§ **Provided text**
++++++++++

Born into slavery in 1815, Bethany Veney served a number of masters and had a family. She published her life story in 1889, which told of her life as a slave and also how she became free.


Childhood

Veney begins her narrative simply: "My mother and her five children were owned by one James Fletcher, Pass Run, town of Luray, Page County, Virginia. Of my father I know nothing." The first story she relates tells of how her mistress and her mother impressed on her to tell the truth.

Her mother and master both die when she is around nine. Veney and her family were split up, and she ended up with her mistress Miss Lucy and David Kibbler--a Dutchman with a violent temper. Miss Lucy hated slavery but didn't know what to do about how things were, except to be kind to Veney.


Religious Experiences

After some time with Miss Lucy and Kibbler, Veney visited a church. Master Kibbler's brother became a Christian and started a meeting for people in the area. Kibbler didn't want Veney attending church and sent her away to allow her new found religious fervor to die down. He sent to a man named Mr. Levers, but Levers allowed Veney to attend Church. In a telling passage she describes a scene in which Kibbler escorts her from the church.

Every night, old Mr. Levers would tell me I could go; and I did, till, in the middle of the meeting one night, Master Kibbler came up to me, and, taking me by the arm, carried me out, scolding and fuming, declaring that old Webster (the minister) was a liar, and that for himself he didn't want such a "whoopin' and hollerin' religion," and, if that was the way to heaven, he didn't "want to go there."

++++++++++

§ **Exercise 1**
List every place name that appears in the text about Bethany Veney.
The records that follow are unrelated to the text about Bethany Veney.

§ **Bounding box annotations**
++++++++++

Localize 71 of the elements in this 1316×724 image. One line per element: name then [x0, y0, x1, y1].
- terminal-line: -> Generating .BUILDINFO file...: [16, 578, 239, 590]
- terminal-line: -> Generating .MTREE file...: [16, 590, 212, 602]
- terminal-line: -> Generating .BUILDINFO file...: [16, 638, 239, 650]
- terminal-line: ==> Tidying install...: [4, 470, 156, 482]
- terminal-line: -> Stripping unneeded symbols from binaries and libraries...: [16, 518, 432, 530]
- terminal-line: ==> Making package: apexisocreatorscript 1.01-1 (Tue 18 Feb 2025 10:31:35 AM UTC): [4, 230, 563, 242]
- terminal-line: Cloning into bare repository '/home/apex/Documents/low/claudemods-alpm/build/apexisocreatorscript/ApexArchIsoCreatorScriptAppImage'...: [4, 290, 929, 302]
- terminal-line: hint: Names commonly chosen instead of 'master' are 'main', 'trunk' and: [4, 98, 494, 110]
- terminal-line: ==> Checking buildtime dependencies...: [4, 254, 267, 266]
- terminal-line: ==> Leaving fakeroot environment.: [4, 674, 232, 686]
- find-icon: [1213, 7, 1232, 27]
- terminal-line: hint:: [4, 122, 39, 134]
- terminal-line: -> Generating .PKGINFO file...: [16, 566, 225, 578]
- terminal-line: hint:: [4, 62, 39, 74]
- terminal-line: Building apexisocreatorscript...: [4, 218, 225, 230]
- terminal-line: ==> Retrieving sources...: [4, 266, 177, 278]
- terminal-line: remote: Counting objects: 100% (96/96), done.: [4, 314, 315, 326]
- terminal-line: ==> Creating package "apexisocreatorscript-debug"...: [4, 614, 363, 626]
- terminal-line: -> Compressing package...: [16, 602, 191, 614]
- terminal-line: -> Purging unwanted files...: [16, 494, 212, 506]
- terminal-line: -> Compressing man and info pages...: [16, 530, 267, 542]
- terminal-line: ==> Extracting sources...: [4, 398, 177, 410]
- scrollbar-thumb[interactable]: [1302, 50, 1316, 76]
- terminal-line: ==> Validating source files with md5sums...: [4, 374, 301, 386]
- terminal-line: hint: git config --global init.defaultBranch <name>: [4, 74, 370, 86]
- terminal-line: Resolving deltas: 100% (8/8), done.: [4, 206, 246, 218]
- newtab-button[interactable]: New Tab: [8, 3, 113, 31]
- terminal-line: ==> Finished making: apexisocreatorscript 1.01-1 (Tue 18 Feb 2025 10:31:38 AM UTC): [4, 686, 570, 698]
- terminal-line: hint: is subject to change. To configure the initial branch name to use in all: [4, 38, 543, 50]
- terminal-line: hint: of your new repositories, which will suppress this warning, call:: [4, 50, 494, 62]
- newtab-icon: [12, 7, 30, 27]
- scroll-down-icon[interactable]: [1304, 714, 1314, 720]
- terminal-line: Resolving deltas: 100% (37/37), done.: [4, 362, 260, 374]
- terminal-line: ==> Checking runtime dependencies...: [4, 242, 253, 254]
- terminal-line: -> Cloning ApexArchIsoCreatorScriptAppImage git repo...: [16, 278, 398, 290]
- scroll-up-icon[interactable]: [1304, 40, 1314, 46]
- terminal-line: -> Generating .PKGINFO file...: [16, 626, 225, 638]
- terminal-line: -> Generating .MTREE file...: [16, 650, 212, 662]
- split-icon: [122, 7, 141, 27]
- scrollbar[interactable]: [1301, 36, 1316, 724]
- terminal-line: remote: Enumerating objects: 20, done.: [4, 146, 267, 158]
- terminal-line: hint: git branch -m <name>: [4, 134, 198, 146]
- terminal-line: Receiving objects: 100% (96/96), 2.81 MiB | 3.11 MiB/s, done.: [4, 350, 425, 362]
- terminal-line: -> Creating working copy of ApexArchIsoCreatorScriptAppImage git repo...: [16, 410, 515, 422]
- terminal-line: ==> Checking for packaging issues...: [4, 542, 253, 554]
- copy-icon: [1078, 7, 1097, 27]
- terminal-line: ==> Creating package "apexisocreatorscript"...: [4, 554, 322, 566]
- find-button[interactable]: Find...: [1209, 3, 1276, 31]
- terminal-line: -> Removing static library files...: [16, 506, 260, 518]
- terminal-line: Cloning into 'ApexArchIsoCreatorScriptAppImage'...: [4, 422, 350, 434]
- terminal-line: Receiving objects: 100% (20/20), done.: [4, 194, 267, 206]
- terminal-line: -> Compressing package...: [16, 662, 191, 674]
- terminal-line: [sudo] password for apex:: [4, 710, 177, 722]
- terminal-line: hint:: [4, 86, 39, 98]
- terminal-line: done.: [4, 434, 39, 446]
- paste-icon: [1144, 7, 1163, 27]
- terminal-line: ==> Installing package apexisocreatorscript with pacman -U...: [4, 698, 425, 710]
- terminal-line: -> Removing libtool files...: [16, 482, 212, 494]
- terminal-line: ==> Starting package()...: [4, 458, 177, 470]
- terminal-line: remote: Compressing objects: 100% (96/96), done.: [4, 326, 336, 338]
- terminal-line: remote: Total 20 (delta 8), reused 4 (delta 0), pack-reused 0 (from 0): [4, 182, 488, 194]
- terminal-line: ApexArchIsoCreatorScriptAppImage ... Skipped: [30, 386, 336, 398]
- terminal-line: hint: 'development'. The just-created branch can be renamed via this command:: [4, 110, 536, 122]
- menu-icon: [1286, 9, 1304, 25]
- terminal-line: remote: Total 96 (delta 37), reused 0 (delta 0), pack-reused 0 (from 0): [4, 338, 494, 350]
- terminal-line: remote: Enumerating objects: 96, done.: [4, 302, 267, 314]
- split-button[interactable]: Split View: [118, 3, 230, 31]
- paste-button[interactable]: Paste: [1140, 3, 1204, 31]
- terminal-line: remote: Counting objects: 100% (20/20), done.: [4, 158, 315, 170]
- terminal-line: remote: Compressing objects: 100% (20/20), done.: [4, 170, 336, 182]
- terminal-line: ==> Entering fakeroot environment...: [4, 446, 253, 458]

++++++++++

§ **Exercise 2**
Identify every line of the records containing the string "split", matching case exactly, and copy each of those lines.

§ **Written answer 1**
Pass Run, Luray, Page County, Virginia

§ **Written answer 2**
- split-icon: [122, 7, 141, 27]
- split-button[interactable]: Split View: [118, 3, 230, 31]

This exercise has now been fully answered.